» JOB
Return the items below word for word, everything from the first line down to and including the line that contains "temperature-optimum-point-ppfd-200 [248,355,262,367]".

######

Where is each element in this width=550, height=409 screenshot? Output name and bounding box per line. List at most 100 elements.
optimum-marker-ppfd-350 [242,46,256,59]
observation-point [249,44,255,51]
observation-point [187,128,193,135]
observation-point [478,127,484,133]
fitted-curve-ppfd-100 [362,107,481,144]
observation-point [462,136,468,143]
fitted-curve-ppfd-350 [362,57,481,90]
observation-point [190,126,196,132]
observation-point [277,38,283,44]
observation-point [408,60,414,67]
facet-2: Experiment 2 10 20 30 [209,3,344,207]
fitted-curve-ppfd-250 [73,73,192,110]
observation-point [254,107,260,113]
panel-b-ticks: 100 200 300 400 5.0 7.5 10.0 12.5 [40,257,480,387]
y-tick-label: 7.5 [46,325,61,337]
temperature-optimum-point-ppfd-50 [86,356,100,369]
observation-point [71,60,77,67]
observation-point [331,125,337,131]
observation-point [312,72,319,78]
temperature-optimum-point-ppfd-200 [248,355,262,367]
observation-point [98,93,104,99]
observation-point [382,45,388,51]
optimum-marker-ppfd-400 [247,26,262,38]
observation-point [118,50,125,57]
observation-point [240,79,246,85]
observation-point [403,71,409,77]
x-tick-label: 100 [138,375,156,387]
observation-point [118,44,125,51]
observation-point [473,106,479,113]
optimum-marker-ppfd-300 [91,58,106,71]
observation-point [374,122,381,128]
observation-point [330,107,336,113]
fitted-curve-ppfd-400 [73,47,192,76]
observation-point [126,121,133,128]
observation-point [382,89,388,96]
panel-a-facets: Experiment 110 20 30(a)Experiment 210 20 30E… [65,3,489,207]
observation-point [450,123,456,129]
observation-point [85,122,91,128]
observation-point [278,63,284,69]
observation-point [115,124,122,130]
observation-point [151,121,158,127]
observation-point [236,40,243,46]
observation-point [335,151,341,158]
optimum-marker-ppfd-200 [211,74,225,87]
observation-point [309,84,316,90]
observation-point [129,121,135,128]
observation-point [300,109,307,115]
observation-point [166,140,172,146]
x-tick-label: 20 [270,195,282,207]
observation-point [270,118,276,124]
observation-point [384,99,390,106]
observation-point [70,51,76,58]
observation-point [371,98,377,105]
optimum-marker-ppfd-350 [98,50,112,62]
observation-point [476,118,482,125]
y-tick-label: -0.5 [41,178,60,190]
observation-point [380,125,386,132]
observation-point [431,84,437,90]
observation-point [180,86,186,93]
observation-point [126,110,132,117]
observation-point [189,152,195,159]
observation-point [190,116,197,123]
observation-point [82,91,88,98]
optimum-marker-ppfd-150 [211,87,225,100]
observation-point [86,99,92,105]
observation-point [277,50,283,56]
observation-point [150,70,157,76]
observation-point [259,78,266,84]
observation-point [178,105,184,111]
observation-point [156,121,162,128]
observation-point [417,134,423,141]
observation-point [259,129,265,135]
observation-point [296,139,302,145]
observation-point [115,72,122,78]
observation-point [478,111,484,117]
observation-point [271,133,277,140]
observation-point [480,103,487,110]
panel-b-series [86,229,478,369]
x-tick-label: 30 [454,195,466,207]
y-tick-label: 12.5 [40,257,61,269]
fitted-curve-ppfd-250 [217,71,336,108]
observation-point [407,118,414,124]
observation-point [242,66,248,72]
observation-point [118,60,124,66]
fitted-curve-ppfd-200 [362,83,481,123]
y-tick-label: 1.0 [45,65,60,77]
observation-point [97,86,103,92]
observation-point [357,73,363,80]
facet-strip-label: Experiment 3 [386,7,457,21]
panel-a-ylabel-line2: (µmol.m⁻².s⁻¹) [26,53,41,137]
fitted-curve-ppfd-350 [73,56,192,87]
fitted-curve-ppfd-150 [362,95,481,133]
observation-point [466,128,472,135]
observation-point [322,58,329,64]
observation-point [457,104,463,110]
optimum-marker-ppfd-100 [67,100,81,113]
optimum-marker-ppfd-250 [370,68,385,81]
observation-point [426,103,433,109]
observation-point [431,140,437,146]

######

» TASK RESPONSE
Where is each element in this width=550, height=409 screenshot? Output name and bounding box per line. List at most 100 elements.
optimum-marker-ppfd-350 [242,46,256,59]
observation-point [249,44,255,51]
observation-point [187,128,193,135]
observation-point [478,127,484,133]
fitted-curve-ppfd-100 [362,107,481,144]
observation-point [462,136,468,143]
fitted-curve-ppfd-350 [362,57,481,90]
observation-point [190,126,196,132]
observation-point [277,38,283,44]
observation-point [408,60,414,67]
facet-2: Experiment 2 10 20 30 [209,3,344,207]
fitted-curve-ppfd-250 [73,73,192,110]
observation-point [254,107,260,113]
panel-b-ticks: 100 200 300 400 5.0 7.5 10.0 12.5 [40,257,480,387]
y-tick-label: 7.5 [46,325,61,337]
temperature-optimum-point-ppfd-50 [86,356,100,369]
observation-point [71,60,77,67]
observation-point [331,125,337,131]
observation-point [312,72,319,78]
temperature-optimum-point-ppfd-200 [248,355,262,367]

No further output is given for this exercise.